• _What to work on_
From the listing below, extract each line containing the string "görüntüleme".
### Exercise materials
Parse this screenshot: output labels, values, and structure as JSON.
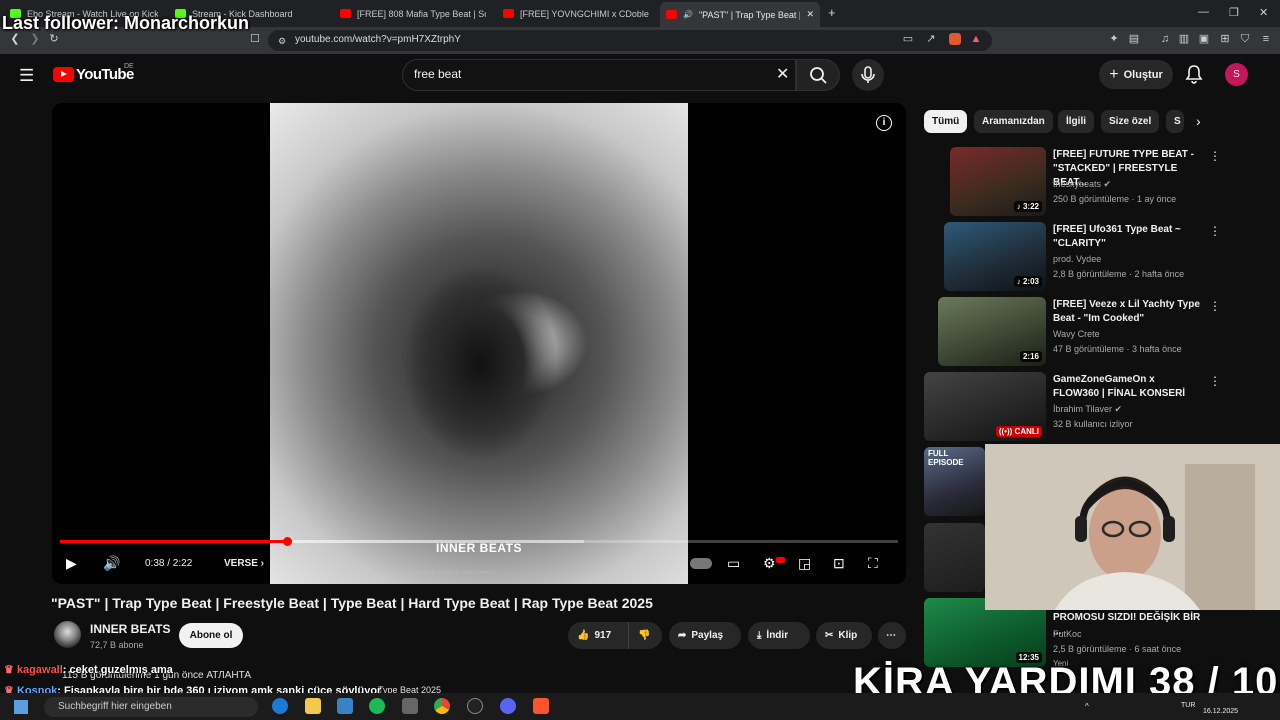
{
  "browser": {
    "tabs": [
      {
        "title": "Ebo Stream - Watch Live on Kick",
        "color": "#53fc18"
      },
      {
        "title": "Stream - Kick Dashboard",
        "color": "#53fc18"
      },
      {
        "title": "[FREE] 808 Mafia Type Beat | Southsi",
        "color": "#ff0000"
      },
      {
        "title": "[FREE] YOVNGCHIMI x CDobleta Type",
        "color": "#ff0000"
      },
      {
        "title": "\"PAST\" | Trap Type Beat | Free",
        "color": "#ff0000"
      }
    ],
    "new_tab": "+",
    "url": "youtube.com/watch?v=pmH7XZtrphY"
  },
  "overlay": {
    "last_follower": "Last follower: Monarchorkun",
    "kira": "KİRA YARDIMI  38 / 100",
    "chat": [
      {
        "user": "kagawall",
        "text": "ceket guzelmış ama",
        "user_color": "#ff4d4d"
      },
      {
        "user": "Kosnok",
        "text": "Fisapkayla bire bir bde 360 ı iziyom amk sanki cüce söylüyor",
        "user_color": "#5fa8ff"
      },
      {
        "user": "asdfasdfasdf",
        "text": "",
        "user_color": "#ffffff"
      }
    ]
  },
  "youtube": {
    "logo_text": "YouTube",
    "country": "DE",
    "search_value": "free beat",
    "create_label": "Oluştur",
    "avatar_letter": "S"
  },
  "player": {
    "time": "0:38 / 2:22",
    "chapter": "VERSE",
    "progress": 0.271,
    "buffered": 0.625,
    "watermark": "INNER BEATS",
    "copyright": "Copyright © INNER. All rights reserved."
  },
  "video": {
    "title": "\"PAST\" | Trap Type Beat | Freestyle Beat | Type Beat | Hard Type Beat | Rap Type Beat 2025",
    "channel": "INNER BEATS",
    "subscribers": "72,7 B abone",
    "subscribe_label": "Abone ol",
    "likes": "917",
    "share_label": "Paylaş",
    "download_label": "İndir",
    "clip_label": "Klip",
    "views_line": "115 B görüntülenme  1 gün önce  АТЛАНТА",
    "tags_line": "Type Beat 2025"
  },
  "chips": [
    "Tümü",
    "Aramanızdan",
    "İlgili",
    "Size özel",
    "S"
  ],
  "recommended": [
    {
      "title": "[FREE] FUTURE TYPE BEAT - \"STACKED\" | FREESTYLE BEAT...",
      "channel": "theskybeats",
      "stats": "250 B görüntüleme · 1 ay önce",
      "duration": "3:22",
      "verified": true
    },
    {
      "title": "[FREE] Ufo361 Type Beat ~ \"CLARITY\"",
      "channel": "prod. Vydee",
      "stats": "2,8 B görüntüleme · 2 hafta önce",
      "duration": "2:03",
      "verified": false
    },
    {
      "title": "[FREE] Veeze x Lil Yachty Type Beat - \"Im Cooked\"",
      "channel": "Wavy Crete",
      "stats": "47 B görüntüleme · 3 hafta önce",
      "duration": "2:16",
      "verified": false
    },
    {
      "title": "GameZoneGameOn x FLOW360 | FİNAL KONSERİ",
      "channel": "İbrahim Tilaver",
      "stats": "32 B kullanıcı izliyor",
      "duration": "CANLI",
      "verified": true
    },
    {
      "title": "FULL EPISODE",
      "channel": "",
      "stats": "",
      "duration": "",
      "verified": false
    },
    {
      "title": "PROMOSU SIZDI! DEĞİŞİK BİR ...",
      "channel": "FutKoc",
      "stats": "2,5 B görüntüleme · 6 saat önce",
      "duration": "12:35",
      "verified": false,
      "badge": "Yeni"
    }
  ],
  "taskbar": {
    "search_placeholder": "Suchbegriff hier eingeben",
    "lang": "TUR",
    "date": "16.12.2025"
  }
}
######
• _Response below_
      "stats": "250 B görüntüleme · 1 ay önce",
      "stats": "2,8 B görüntüleme · 2 hafta önce",
      "stats": "47 B görüntüleme · 3 hafta önce",
      "stats": "2,5 B görüntüleme · 6 saat önce",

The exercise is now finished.